## Requirement
Would you extract the whole listing below and retype it exactly?

## Records provided

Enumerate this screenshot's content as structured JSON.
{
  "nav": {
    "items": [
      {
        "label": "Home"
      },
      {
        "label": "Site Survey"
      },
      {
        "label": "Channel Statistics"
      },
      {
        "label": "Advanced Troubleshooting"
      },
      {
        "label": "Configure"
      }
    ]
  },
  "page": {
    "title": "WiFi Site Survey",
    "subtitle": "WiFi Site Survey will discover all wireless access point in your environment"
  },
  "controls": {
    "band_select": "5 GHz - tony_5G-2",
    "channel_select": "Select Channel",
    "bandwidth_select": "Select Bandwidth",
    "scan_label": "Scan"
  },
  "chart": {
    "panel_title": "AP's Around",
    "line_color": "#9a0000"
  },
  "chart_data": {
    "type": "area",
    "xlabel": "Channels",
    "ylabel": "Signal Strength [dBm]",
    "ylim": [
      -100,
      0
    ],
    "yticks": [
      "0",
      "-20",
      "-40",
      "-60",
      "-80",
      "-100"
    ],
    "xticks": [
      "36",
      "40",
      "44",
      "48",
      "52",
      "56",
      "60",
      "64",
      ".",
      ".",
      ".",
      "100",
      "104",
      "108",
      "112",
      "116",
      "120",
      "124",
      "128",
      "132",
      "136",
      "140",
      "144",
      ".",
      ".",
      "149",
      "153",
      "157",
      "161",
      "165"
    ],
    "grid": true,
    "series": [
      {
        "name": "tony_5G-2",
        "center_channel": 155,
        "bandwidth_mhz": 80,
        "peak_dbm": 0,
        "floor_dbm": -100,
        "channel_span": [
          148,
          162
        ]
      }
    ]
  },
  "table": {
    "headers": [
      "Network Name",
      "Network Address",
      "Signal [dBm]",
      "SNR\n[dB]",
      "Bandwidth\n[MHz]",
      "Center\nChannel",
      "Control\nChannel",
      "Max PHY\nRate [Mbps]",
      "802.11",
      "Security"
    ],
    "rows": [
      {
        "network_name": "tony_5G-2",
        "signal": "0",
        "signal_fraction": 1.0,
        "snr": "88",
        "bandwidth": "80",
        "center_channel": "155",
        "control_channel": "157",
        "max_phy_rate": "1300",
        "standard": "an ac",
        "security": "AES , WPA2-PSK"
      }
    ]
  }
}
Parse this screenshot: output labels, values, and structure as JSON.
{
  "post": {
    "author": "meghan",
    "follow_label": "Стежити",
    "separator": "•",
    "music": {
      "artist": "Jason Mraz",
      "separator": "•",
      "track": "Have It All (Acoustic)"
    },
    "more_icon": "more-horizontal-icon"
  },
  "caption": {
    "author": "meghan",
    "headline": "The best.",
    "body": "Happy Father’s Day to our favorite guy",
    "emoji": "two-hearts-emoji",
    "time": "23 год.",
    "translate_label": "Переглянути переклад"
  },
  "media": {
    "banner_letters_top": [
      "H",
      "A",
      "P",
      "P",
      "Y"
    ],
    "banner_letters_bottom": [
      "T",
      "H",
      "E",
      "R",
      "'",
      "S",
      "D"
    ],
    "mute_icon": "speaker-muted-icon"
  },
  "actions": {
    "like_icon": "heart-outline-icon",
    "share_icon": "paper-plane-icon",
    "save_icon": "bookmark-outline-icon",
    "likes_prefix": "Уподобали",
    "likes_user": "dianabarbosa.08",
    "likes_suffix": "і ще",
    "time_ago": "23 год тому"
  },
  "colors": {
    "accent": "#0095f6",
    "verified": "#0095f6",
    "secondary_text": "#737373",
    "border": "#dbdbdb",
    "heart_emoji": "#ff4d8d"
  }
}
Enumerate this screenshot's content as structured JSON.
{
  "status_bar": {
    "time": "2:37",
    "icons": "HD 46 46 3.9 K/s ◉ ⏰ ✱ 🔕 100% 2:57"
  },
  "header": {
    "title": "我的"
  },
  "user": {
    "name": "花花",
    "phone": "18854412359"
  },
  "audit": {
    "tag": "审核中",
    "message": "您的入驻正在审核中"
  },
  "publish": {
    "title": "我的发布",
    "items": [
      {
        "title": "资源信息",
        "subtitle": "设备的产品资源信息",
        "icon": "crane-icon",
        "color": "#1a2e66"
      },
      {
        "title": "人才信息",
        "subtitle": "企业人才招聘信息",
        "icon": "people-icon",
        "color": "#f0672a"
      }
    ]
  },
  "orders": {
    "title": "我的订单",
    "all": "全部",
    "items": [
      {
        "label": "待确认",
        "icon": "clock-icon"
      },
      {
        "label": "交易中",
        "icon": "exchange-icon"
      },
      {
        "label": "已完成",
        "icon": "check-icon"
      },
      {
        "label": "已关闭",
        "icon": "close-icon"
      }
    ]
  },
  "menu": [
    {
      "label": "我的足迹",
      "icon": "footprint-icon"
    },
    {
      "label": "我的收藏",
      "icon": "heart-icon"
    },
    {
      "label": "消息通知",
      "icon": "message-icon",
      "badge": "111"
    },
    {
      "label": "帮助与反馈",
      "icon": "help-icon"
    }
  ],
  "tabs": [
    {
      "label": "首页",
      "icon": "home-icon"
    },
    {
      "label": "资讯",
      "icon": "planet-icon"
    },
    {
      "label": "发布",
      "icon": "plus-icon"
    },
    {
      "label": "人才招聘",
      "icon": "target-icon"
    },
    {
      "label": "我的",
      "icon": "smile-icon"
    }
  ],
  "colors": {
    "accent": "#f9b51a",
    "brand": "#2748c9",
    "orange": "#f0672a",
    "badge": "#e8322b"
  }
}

## Exercise output
Enumerate this screenshot's content as structured JSON.
{
  "nav": {
    "items": [
      {
        "label": "Home"
      },
      {
        "label": "Site Survey"
      },
      {
        "label": "Channel Statistics"
      },
      {
        "label": "Advanced Troubleshooting"
      },
      {
        "label": "Configure"
      }
    ]
  },
  "page": {
    "title": "WiFi Site Survey",
    "subtitle": "WiFi Site Survey will discover all wireless access point in your environment"
  },
  "controls": {
    "band_select": "5 GHz - tony_5G-2",
    "channel_select": "Select Channel",
    "bandwidth_select": "Select Bandwidth",
    "scan_label": "Scan"
  },
  "chart": {
    "panel_title": "AP's Around",
    "line_color": "#9a0000"
  },
  "chart_data": {
    "type": "area",
    "xlabel": "Channels",
    "ylabel": "Signal Strength [dBm]",
    "ylim": [
      -100,
      0
    ],
    "yticks": [
      "0",
      "-20",
      "-40",
      "-60",
      "-80",
      "-100"
    ],
    "xticks": [
      "36",
      "40",
      "44",
      "48",
      "52",
      "56",
      "60",
      "64",
      ".",
      ".",
      ".",
      "100",
      "104",
      "108",
      "112",
      "116",
      "120",
      "124",
      "128",
      "132",
      "136",
      "140",
      "144",
      ".",
      ".",
      "149",
      "153",
      "157",
      "161",
      "165"
    ],
    "grid": true,
    "series": [
      {
        "name": "tony_5G-2",
        "center_channel": 155,
        "bandwidth_mhz": 80,
        "peak_dbm": 0,
        "floor_dbm": -100,
        "channel_span": [
          148,
          162
        ]
      }
    ]
  },
  "table": {
    "headers": [
      "Network Name",
      "Network Address",
      "Signal [dBm]",
      "SNR\n[dB]",
      "Bandwidth\n[MHz]",
      "Center\nChannel",
      "Control\nChannel",
      "Max PHY\nRate [Mbps]",
      "802.11",
      "Security"
    ],
    "rows": [
      {
        "network_name": "tony_5G-2",
        "signal": "0",
        "signal_fraction": 1.0,
        "snr": "88",
        "bandwidth": "80",
        "center_channel": "155",
        "control_channel": "157",
        "max_phy_rate": "1300",
        "standard": "an ac",
        "security": "AES , WPA2-PSK"
      }
    ]
  }
}
Parse this screenshot: output labels, values, and structure as JSON.
{
  "post": {
    "author": "meghan",
    "follow_label": "Стежити",
    "separator": "•",
    "music": {
      "artist": "Jason Mraz",
      "separator": "•",
      "track": "Have It All (Acoustic)"
    },
    "more_icon": "more-horizontal-icon"
  },
  "caption": {
    "author": "meghan",
    "headline": "The best.",
    "body": "Happy Father’s Day to our favorite guy",
    "emoji": "two-hearts-emoji",
    "time": "23 год.",
    "translate_label": "Переглянути переклад"
  },
  "media": {
    "banner_letters_top": [
      "H",
      "A",
      "P",
      "P",
      "Y"
    ],
    "banner_letters_bottom": [
      "T",
      "H",
      "E",
      "R",
      "'",
      "S",
      "D"
    ],
    "mute_icon": "speaker-muted-icon"
  },
  "actions": {
    "like_icon": "heart-outline-icon",
    "share_icon": "paper-plane-icon",
    "save_icon": "bookmark-outline-icon",
    "likes_prefix": "Уподобали",
    "likes_user": "dianabarbosa.08",
    "likes_suffix": "і ще",
    "time_ago": "23 год тому"
  },
  "colors": {
    "accent": "#0095f6",
    "verified": "#0095f6",
    "secondary_text": "#737373",
    "border": "#dbdbdb",
    "heart_emoji": "#ff4d8d"
  }
}
Enumerate this screenshot's content as structured JSON.
{
  "status_bar": {
    "time": "2:37",
    "icons": "HD 46 46 3.9 K/s ◉ ⏰ ✱ 🔕 100% 2:57"
  },
  "header": {
    "title": "我的"
  },
  "user": {
    "name": "花花",
    "phone": "18854412359"
  },
  "audit": {
    "tag": "审核中",
    "message": "您的入驻正在审核中"
  },
  "publish": {
    "title": "我的发布",
    "items": [
      {
        "title": "资源信息",
        "subtitle": "设备的产品资源信息",
        "icon": "crane-icon",
        "color": "#1a2e66"
      },
      {
        "title": "人才信息",
        "subtitle": "企业人才招聘信息",
        "icon": "people-icon",
        "color": "#f0672a"
      }
    ]
  },
  "orders": {
    "title": "我的订单",
    "all": "全部",
    "items": [
      {
        "label": "待确认",
        "icon": "clock-icon"
      },
      {
        "label": "交易中",
        "icon": "exchange-icon"
      },
      {
        "label": "已完成",
        "icon": "check-icon"
      },
      {
        "label": "已关闭",
        "icon": "close-icon"
      }
    ]
  },
  "menu": [
    {
      "label": "我的足迹",
      "icon": "footprint-icon"
    },
    {
      "label": "我的收藏",
      "icon": "heart-icon"
    },
    {
      "label": "消息通知",
      "icon": "message-icon",
      "badge": "111"
    },
    {
      "label": "帮助与反馈",
      "icon": "help-icon"
    }
  ],
  "tabs": [
    {
      "label": "首页",
      "icon": "home-icon"
    },
    {
      "label": "资讯",
      "icon": "planet-icon"
    },
    {
      "label": "发布",
      "icon": "plus-icon"
    },
    {
      "label": "人才招聘",
      "icon": "target-icon"
    },
    {
      "label": "我的",
      "icon": "smile-icon"
    }
  ],
  "colors": {
    "accent": "#f9b51a",
    "brand": "#2748c9",
    "orange": "#f0672a",
    "badge": "#e8322b"
  }
}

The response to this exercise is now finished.